### AIM OF THE EXERCISE
Which lines of the records contain the word "assembly"? Pull out each of them, treating uppercase and lowercase as different.

### STORED ROWS
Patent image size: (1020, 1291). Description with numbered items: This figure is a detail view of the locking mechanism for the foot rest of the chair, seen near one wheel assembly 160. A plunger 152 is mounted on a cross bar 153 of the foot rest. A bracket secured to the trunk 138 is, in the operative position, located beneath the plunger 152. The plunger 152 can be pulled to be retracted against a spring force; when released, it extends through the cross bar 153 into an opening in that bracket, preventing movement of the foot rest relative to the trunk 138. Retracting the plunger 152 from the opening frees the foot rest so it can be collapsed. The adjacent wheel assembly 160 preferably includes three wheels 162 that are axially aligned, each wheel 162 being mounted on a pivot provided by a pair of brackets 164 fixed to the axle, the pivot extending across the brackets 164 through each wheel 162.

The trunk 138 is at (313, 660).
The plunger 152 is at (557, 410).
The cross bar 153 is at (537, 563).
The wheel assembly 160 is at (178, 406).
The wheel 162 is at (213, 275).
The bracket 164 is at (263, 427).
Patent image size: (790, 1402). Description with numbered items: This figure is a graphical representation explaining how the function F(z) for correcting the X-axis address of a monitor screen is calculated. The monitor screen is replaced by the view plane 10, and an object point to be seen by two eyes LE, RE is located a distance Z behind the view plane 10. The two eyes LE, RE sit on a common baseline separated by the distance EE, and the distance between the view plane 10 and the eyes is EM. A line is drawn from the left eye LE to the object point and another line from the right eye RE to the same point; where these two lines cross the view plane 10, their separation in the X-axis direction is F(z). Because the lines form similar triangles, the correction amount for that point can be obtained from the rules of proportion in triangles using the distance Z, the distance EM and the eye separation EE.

### FULL OUTPUT
Patent image size: (1020, 1291). Description with numbered items: This figure is a detail view of the locking mechanism for the foot rest of the chair, seen near one wheel assembly 160. A plunger 152 is mounted on a cross bar 153 of the foot rest. A bracket secured to the trunk 138 is, in the operative position, located beneath the plunger 152. The plunger 152 can be pulled to be retracted against a spring force; when released, it extends through the cross bar 153 into an opening in that bracket, preventing movement of the foot rest relative to the trunk 138. Retracting the plunger 152 from the opening frees the foot rest so it can be collapsed. The adjacent wheel assembly 160 preferably includes three wheels 162 that are axially aligned, each wheel 162 being mounted on a pivot provided by a pair of brackets 164 fixed to the axle, the pivot extending across the brackets 164 through each wheel 162.
The wheel assembly 160 is at (178, 406).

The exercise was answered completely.